## DATA EXCERPTS
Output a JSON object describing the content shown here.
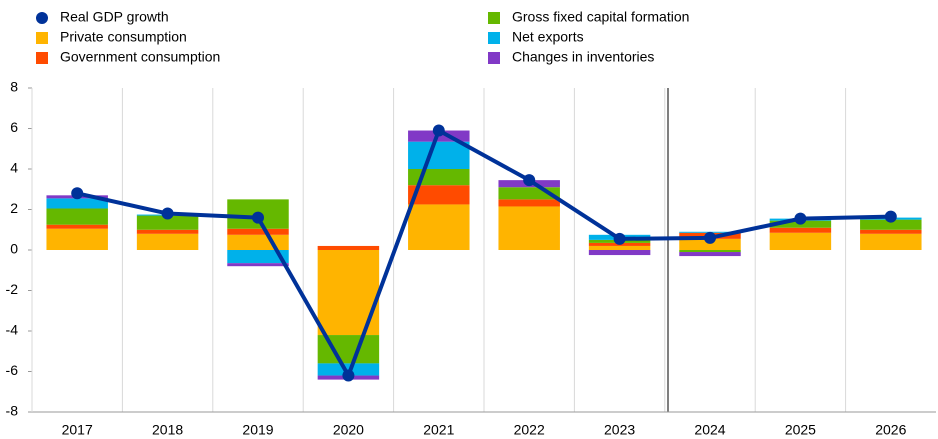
{
  "chart_data": {
    "type": "bar",
    "stacked": true,
    "categories": [
      "2017",
      "2018",
      "2019",
      "2020",
      "2021",
      "2022",
      "2023",
      "2024",
      "2025",
      "2026"
    ],
    "series": [
      {
        "name": "Private consumption",
        "color": "#ffb400",
        "values": [
          1.05,
          0.8,
          0.75,
          -4.2,
          2.25,
          2.15,
          0.2,
          0.55,
          0.85,
          0.8
        ]
      },
      {
        "name": "Government consumption",
        "color": "#ff4b00",
        "values": [
          0.2,
          0.2,
          0.3,
          0.2,
          0.95,
          0.35,
          0.15,
          0.3,
          0.25,
          0.2
        ]
      },
      {
        "name": "Gross fixed capital formation",
        "color": "#65b800",
        "values": [
          0.8,
          0.7,
          1.45,
          -1.4,
          0.8,
          0.6,
          0.15,
          -0.1,
          0.35,
          0.5
        ]
      },
      {
        "name": "Net exports",
        "color": "#00b1ea",
        "values": [
          0.5,
          0.05,
          -0.65,
          -0.6,
          1.35,
          0,
          0.25,
          0.05,
          0.1,
          0.1
        ]
      },
      {
        "name": "Changes in inventories",
        "color": "#8139c6",
        "values": [
          0.15,
          0,
          -0.15,
          -0.2,
          0.55,
          0.35,
          -0.25,
          -0.2,
          0,
          0
        ]
      }
    ],
    "line_series": {
      "name": "Real GDP growth",
      "color": "#003299",
      "values": [
        2.8,
        1.8,
        1.6,
        -6.2,
        5.9,
        3.45,
        0.55,
        0.6,
        1.55,
        1.65
      ]
    },
    "ylim": [
      -8,
      8
    ],
    "yticks": [
      -8,
      -6,
      -4,
      -2,
      0,
      2,
      4,
      6,
      8
    ],
    "grid": "x"
  }
}
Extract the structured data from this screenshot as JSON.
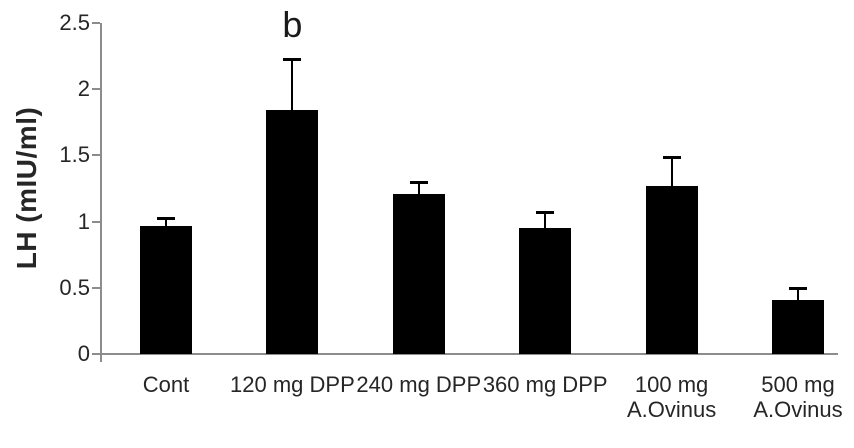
{
  "chart_data": {
    "type": "bar",
    "title": "",
    "xlabel": "",
    "ylabel": "LH (mIU/ml)",
    "ylim": [
      0,
      2.5
    ],
    "yticks": [
      0,
      0.5,
      1,
      1.5,
      2,
      2.5
    ],
    "categories": [
      "Cont",
      "120 mg DPP",
      "240 mg DPP",
      "360 mg DPP",
      "100 mg\nA.Ovinus",
      "500 mg\nA.Ovinus"
    ],
    "values": [
      0.97,
      1.84,
      1.21,
      0.95,
      1.27,
      0.41
    ],
    "errors_plus": [
      0.06,
      0.39,
      0.09,
      0.12,
      0.22,
      0.09
    ],
    "annotations": [
      {
        "text": "b",
        "category": "120 mg DPP",
        "category_index": 1
      }
    ],
    "bar_color": "#000000",
    "error_bar_color": "#000000",
    "axis_color": "#8c8c8c",
    "text_color": "#262626",
    "background_color": "#ffffff",
    "grid": false,
    "legend": false
  }
}
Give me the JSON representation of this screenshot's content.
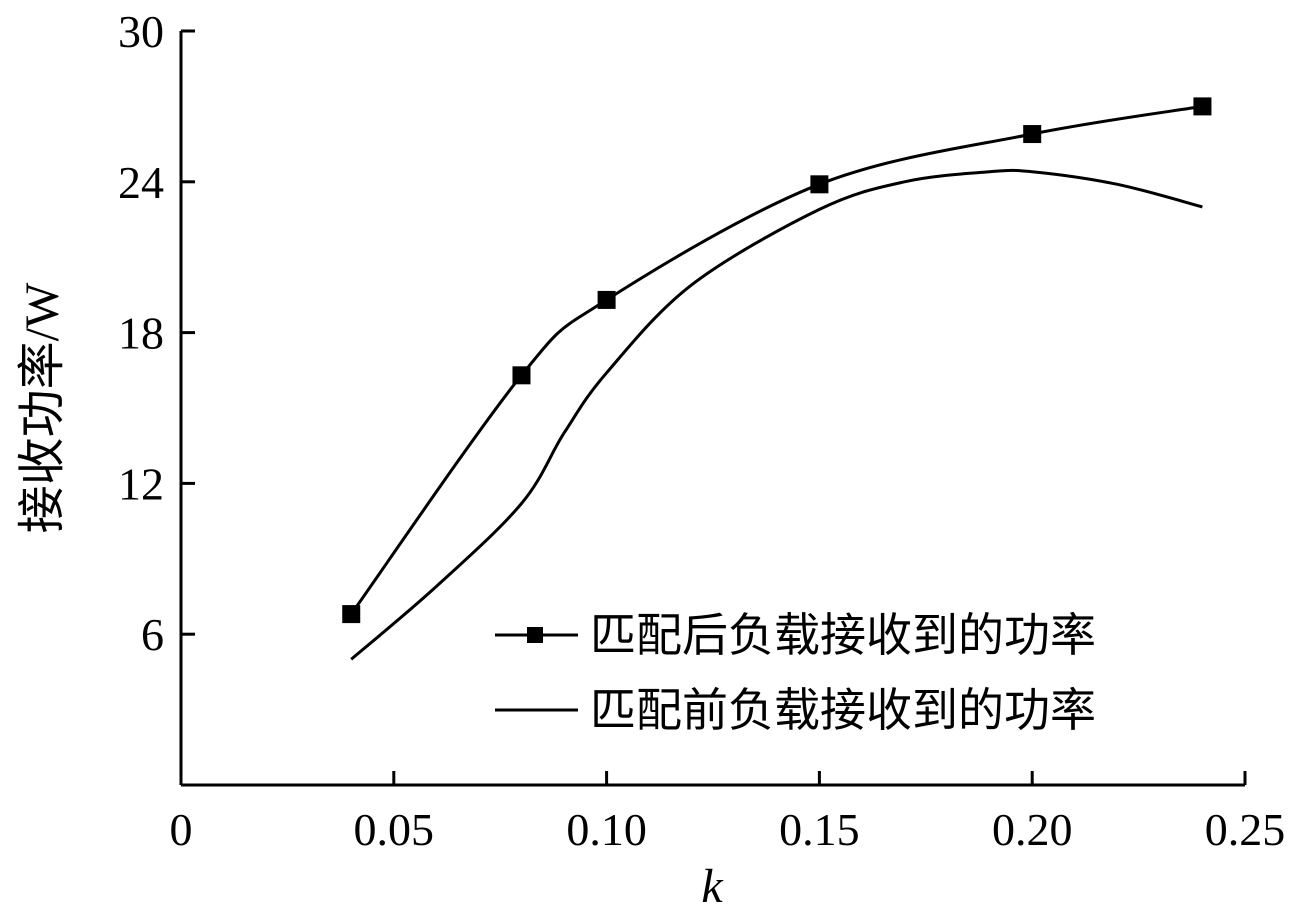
{
  "chart_data": {
    "type": "line",
    "xlabel": "k",
    "ylabel": "接收功率/W",
    "xlim": [
      0,
      0.25
    ],
    "ylim": [
      0,
      30
    ],
    "x_ticks": [
      {
        "value": 0,
        "label": "0"
      },
      {
        "value": 0.05,
        "label": "0.05"
      },
      {
        "value": 0.1,
        "label": "0.10"
      },
      {
        "value": 0.15,
        "label": "0.15"
      },
      {
        "value": 0.2,
        "label": "0.20"
      },
      {
        "value": 0.25,
        "label": "0.25"
      }
    ],
    "y_ticks": [
      {
        "value": 6,
        "label": "6"
      },
      {
        "value": 12,
        "label": "12"
      },
      {
        "value": 18,
        "label": "18"
      },
      {
        "value": 24,
        "label": "24"
      },
      {
        "value": 30,
        "label": "30"
      }
    ],
    "grid": false,
    "legend_position": "bottom-right",
    "series": [
      {
        "name": "匹配后负载接收到的功率",
        "marker": "square",
        "color": "#000000",
        "points": [
          [
            0.04,
            6.8
          ],
          [
            0.08,
            16.3
          ],
          [
            0.1,
            19.3
          ],
          [
            0.15,
            23.9
          ],
          [
            0.2,
            25.9
          ],
          [
            0.24,
            27.0
          ]
        ]
      },
      {
        "name": "匹配前负载接收到的功率",
        "marker": "none",
        "color": "#000000",
        "points": [
          [
            0.04,
            5.0
          ],
          [
            0.06,
            7.9
          ],
          [
            0.08,
            11.2
          ],
          [
            0.09,
            14.0
          ],
          [
            0.1,
            16.4
          ],
          [
            0.12,
            19.9
          ],
          [
            0.15,
            22.9
          ],
          [
            0.17,
            24.0
          ],
          [
            0.19,
            24.4
          ],
          [
            0.2,
            24.4
          ],
          [
            0.22,
            23.9
          ],
          [
            0.24,
            23.0
          ]
        ]
      }
    ]
  }
}
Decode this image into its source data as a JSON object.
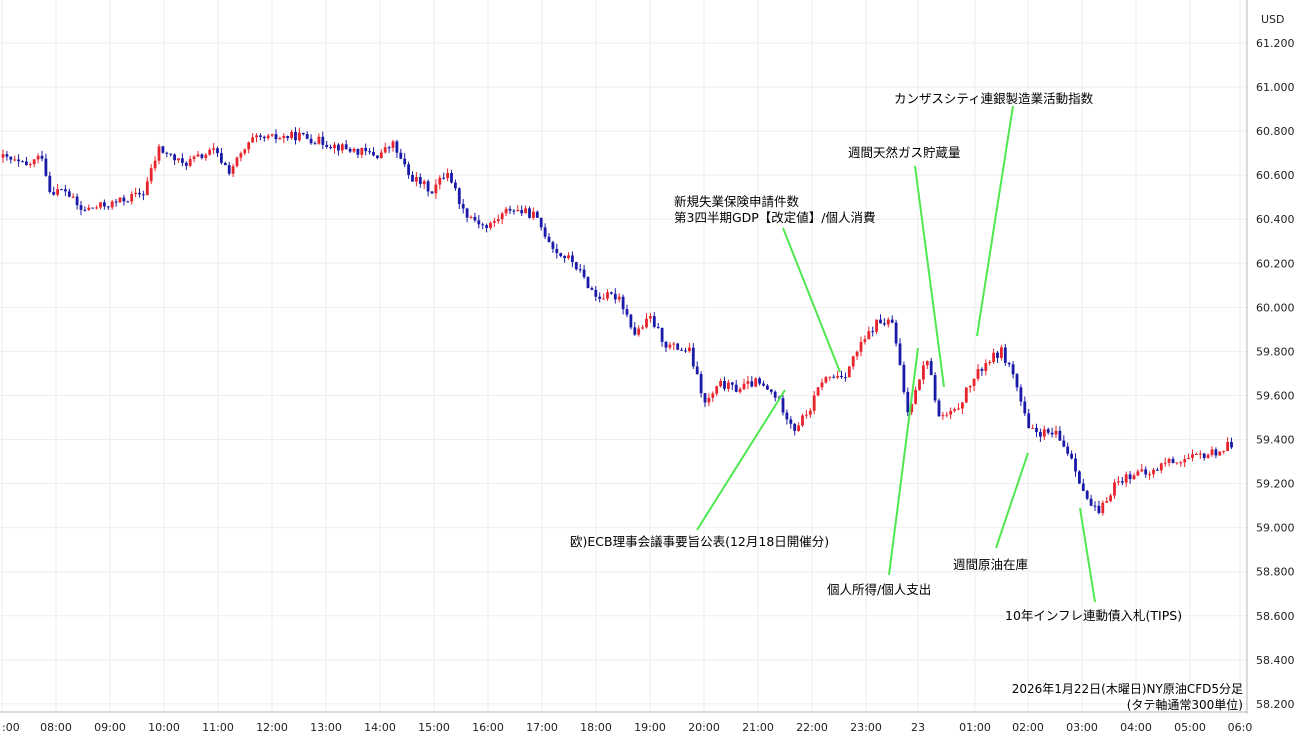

## WRITTEN TASK
Are you able to set down all the lines above exactly, without any pictures?

## SOLVED PROBLEM
Output a JSON object describing the content shown here.
{
  "chart_data": {
    "type": "bar",
    "stacked": true,
    "categories": [
      "2017",
      "2018",
      "2019",
      "2020",
      "2021",
      "2022",
      "2023",
      "2024",
      "2025",
      "2026"
    ],
    "series": [
      {
        "name": "Private consumption",
        "color": "#ffb400",
        "values": [
          1.05,
          0.8,
          0.75,
          -4.2,
          2.25,
          2.15,
          0.2,
          0.55,
          0.85,
          0.8
        ]
      },
      {
        "name": "Government consumption",
        "color": "#ff4b00",
        "values": [
          0.2,
          0.2,
          0.3,
          0.2,
          0.95,
          0.35,
          0.15,
          0.3,
          0.25,
          0.2
        ]
      },
      {
        "name": "Gross fixed capital formation",
        "color": "#65b800",
        "values": [
          0.8,
          0.7,
          1.45,
          -1.4,
          0.8,
          0.6,
          0.15,
          -0.1,
          0.35,
          0.5
        ]
      },
      {
        "name": "Net exports",
        "color": "#00b1ea",
        "values": [
          0.5,
          0.05,
          -0.65,
          -0.6,
          1.35,
          0,
          0.25,
          0.05,
          0.1,
          0.1
        ]
      },
      {
        "name": "Changes in inventories",
        "color": "#8139c6",
        "values": [
          0.15,
          0,
          -0.15,
          -0.2,
          0.55,
          0.35,
          -0.25,
          -0.2,
          0,
          0
        ]
      }
    ],
    "line_series": {
      "name": "Real GDP growth",
      "color": "#003299",
      "values": [
        2.8,
        1.8,
        1.6,
        -6.2,
        5.9,
        3.45,
        0.55,
        0.6,
        1.55,
        1.65
      ]
    },
    "ylim": [
      -8,
      8
    ],
    "yticks": [
      -8,
      -6,
      -4,
      -2,
      0,
      2,
      4,
      6,
      8
    ],
    "grid": "x"
  }
}
Extract the structured data from this screenshot as JSON.
{
  "chart_data": {
    "type": "bar",
    "title": "",
    "xlabel": "",
    "ylabel": "LH (mIU/ml)",
    "ylim": [
      0,
      2.5
    ],
    "yticks": [
      0,
      0.5,
      1,
      1.5,
      2,
      2.5
    ],
    "categories": [
      "Cont",
      "120 mg DPP",
      "240 mg DPP",
      "360 mg DPP",
      "100 mg\nA.Ovinus",
      "500 mg\nA.Ovinus"
    ],
    "values": [
      0.97,
      1.84,
      1.21,
      0.95,
      1.27,
      0.41
    ],
    "errors_plus": [
      0.06,
      0.39,
      0.09,
      0.12,
      0.22,
      0.09
    ],
    "annotations": [
      {
        "text": "b",
        "category": "120 mg DPP",
        "category_index": 1
      }
    ],
    "bar_color": "#000000",
    "error_bar_color": "#000000",
    "axis_color": "#8c8c8c",
    "text_color": "#262626",
    "background_color": "#ffffff",
    "grid": false,
    "legend": false
  }
}
Give me the JSON representation of this screenshot's content.
{
  "chart_data": {
    "type": "line",
    "xlabel": "k",
    "ylabel": "接收功率/W",
    "xlim": [
      0,
      0.25
    ],
    "ylim": [
      0,
      30
    ],
    "x_ticks": [
      {
        "value": 0,
        "label": "0"
      },
      {
        "value": 0.05,
        "label": "0.05"
      },
      {
        "value": 0.1,
        "label": "0.10"
      },
      {
        "value": 0.15,
        "label": "0.15"
      },
      {
        "value": 0.2,
        "label": "0.20"
      },
      {
        "value": 0.25,
        "label": "0.25"
      }
    ],
    "y_ticks": [
      {
        "value": 6,
        "label": "6"
      },
      {
        "value": 12,
        "label": "12"
      },
      {
        "value": 18,
        "label": "18"
      },
      {
        "value": 24,
        "label": "24"
      },
      {
        "value": 30,
        "label": "30"
      }
    ],
    "grid": false,
    "legend_position": "bottom-right",
    "series": [
      {
        "name": "匹配后负载接收到的功率",
        "marker": "square",
        "color": "#000000",
        "points": [
          [
            0.04,
            6.8
          ],
          [
            0.08,
            16.3
          ],
          [
            0.1,
            19.3
          ],
          [
            0.15,
            23.9
          ],
          [
            0.2,
            25.9
          ],
          [
            0.24,
            27.0
          ]
        ]
      },
      {
        "name": "匹配前负载接收到的功率",
        "marker": "none",
        "color": "#000000",
        "points": [
          [
            0.04,
            5.0
          ],
          [
            0.06,
            7.9
          ],
          [
            0.08,
            11.2
          ],
          [
            0.09,
            14.0
          ],
          [
            0.1,
            16.4
          ],
          [
            0.12,
            19.9
          ],
          [
            0.15,
            22.9
          ],
          [
            0.17,
            24.0
          ],
          [
            0.19,
            24.4
          ],
          [
            0.2,
            24.4
          ],
          [
            0.22,
            23.9
          ],
          [
            0.24,
            23.0
          ]
        ]
      }
    ]
  }
}
Decode this image into its source data as a JSON object.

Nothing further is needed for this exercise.